Return all entries word for word, but drop any images.
---- DATA LISTING
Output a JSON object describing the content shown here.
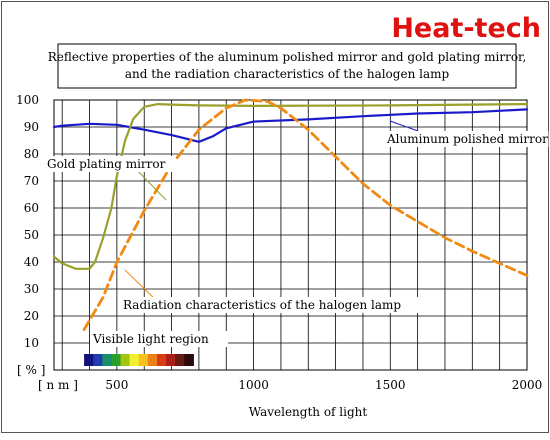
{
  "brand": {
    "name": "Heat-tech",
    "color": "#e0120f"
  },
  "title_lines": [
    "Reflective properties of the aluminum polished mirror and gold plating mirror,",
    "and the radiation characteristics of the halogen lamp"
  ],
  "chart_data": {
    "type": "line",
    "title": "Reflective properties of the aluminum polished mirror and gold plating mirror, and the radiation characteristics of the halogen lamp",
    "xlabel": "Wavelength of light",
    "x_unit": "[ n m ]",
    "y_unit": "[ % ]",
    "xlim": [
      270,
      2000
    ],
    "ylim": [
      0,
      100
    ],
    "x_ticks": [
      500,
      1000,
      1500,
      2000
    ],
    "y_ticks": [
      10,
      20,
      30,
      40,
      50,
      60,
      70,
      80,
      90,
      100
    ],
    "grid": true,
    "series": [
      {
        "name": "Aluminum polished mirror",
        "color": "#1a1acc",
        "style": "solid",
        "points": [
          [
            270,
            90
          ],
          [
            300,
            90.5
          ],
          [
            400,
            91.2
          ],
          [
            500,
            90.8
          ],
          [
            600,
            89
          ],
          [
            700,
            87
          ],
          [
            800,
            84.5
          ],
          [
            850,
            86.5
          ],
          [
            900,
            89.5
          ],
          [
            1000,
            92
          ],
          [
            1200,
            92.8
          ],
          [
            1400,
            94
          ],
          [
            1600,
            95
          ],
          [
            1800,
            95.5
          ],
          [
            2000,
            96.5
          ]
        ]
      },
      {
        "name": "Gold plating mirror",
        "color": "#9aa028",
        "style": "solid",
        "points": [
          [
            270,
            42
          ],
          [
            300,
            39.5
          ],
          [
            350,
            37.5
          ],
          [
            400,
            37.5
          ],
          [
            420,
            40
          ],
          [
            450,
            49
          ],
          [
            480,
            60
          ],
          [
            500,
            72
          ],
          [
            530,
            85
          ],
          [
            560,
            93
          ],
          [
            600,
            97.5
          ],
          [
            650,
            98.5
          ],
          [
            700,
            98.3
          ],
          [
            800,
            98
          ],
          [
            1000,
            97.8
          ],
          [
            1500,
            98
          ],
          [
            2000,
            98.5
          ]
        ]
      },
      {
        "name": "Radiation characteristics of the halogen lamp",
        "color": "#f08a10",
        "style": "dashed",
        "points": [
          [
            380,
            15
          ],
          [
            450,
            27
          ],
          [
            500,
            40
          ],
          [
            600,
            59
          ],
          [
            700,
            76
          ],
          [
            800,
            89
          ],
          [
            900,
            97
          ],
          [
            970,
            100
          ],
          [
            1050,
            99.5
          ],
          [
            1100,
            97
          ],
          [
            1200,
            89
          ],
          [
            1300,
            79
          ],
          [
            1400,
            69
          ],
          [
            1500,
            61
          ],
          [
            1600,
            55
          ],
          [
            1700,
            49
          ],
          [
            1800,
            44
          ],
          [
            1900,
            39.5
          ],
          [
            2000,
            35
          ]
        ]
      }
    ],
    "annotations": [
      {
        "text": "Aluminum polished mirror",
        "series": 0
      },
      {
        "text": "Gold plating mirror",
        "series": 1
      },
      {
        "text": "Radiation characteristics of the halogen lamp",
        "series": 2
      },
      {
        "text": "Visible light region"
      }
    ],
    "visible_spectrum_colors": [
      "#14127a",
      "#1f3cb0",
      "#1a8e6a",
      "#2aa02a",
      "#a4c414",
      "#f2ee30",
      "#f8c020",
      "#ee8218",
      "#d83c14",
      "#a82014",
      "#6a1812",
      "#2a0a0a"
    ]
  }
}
--------
§ TASK ANSWER:
Output a JSON object describing the content shown here.
{
  "brand": {
    "name": "Heat-tech",
    "color": "#e0120f"
  },
  "title_lines": [
    "Reflective properties of the aluminum polished mirror and gold plating mirror,",
    "and the radiation characteristics of the halogen lamp"
  ],
  "chart_data": {
    "type": "line",
    "title": "Reflective properties of the aluminum polished mirror and gold plating mirror, and the radiation characteristics of the halogen lamp",
    "xlabel": "Wavelength of light",
    "x_unit": "[ n m ]",
    "y_unit": "[ % ]",
    "xlim": [
      270,
      2000
    ],
    "ylim": [
      0,
      100
    ],
    "x_ticks": [
      500,
      1000,
      1500,
      2000
    ],
    "y_ticks": [
      10,
      20,
      30,
      40,
      50,
      60,
      70,
      80,
      90,
      100
    ],
    "grid": true,
    "series": [
      {
        "name": "Aluminum polished mirror",
        "color": "#1a1acc",
        "style": "solid",
        "points": [
          [
            270,
            90
          ],
          [
            300,
            90.5
          ],
          [
            400,
            91.2
          ],
          [
            500,
            90.8
          ],
          [
            600,
            89
          ],
          [
            700,
            87
          ],
          [
            800,
            84.5
          ],
          [
            850,
            86.5
          ],
          [
            900,
            89.5
          ],
          [
            1000,
            92
          ],
          [
            1200,
            92.8
          ],
          [
            1400,
            94
          ],
          [
            1600,
            95
          ],
          [
            1800,
            95.5
          ],
          [
            2000,
            96.5
          ]
        ]
      },
      {
        "name": "Gold plating mirror",
        "color": "#9aa028",
        "style": "solid",
        "points": [
          [
            270,
            42
          ],
          [
            300,
            39.5
          ],
          [
            350,
            37.5
          ],
          [
            400,
            37.5
          ],
          [
            420,
            40
          ],
          [
            450,
            49
          ],
          [
            480,
            60
          ],
          [
            500,
            72
          ],
          [
            530,
            85
          ],
          [
            560,
            93
          ],
          [
            600,
            97.5
          ],
          [
            650,
            98.5
          ],
          [
            700,
            98.3
          ],
          [
            800,
            98
          ],
          [
            1000,
            97.8
          ],
          [
            1500,
            98
          ],
          [
            2000,
            98.5
          ]
        ]
      },
      {
        "name": "Radiation characteristics of the halogen lamp",
        "color": "#f08a10",
        "style": "dashed",
        "points": [
          [
            380,
            15
          ],
          [
            450,
            27
          ],
          [
            500,
            40
          ],
          [
            600,
            59
          ],
          [
            700,
            76
          ],
          [
            800,
            89
          ],
          [
            900,
            97
          ],
          [
            970,
            100
          ],
          [
            1050,
            99.5
          ],
          [
            1100,
            97
          ],
          [
            1200,
            89
          ],
          [
            1300,
            79
          ],
          [
            1400,
            69
          ],
          [
            1500,
            61
          ],
          [
            1600,
            55
          ],
          [
            1700,
            49
          ],
          [
            1800,
            44
          ],
          [
            1900,
            39.5
          ],
          [
            2000,
            35
          ]
        ]
      }
    ],
    "annotations": [
      {
        "text": "Aluminum polished mirror",
        "series": 0
      },
      {
        "text": "Gold plating mirror",
        "series": 1
      },
      {
        "text": "Radiation characteristics of the halogen lamp",
        "series": 2
      },
      {
        "text": "Visible light region"
      }
    ],
    "visible_spectrum_colors": [
      "#14127a",
      "#1f3cb0",
      "#1a8e6a",
      "#2aa02a",
      "#a4c414",
      "#f2ee30",
      "#f8c020",
      "#ee8218",
      "#d83c14",
      "#a82014",
      "#6a1812",
      "#2a0a0a"
    ]
  }
}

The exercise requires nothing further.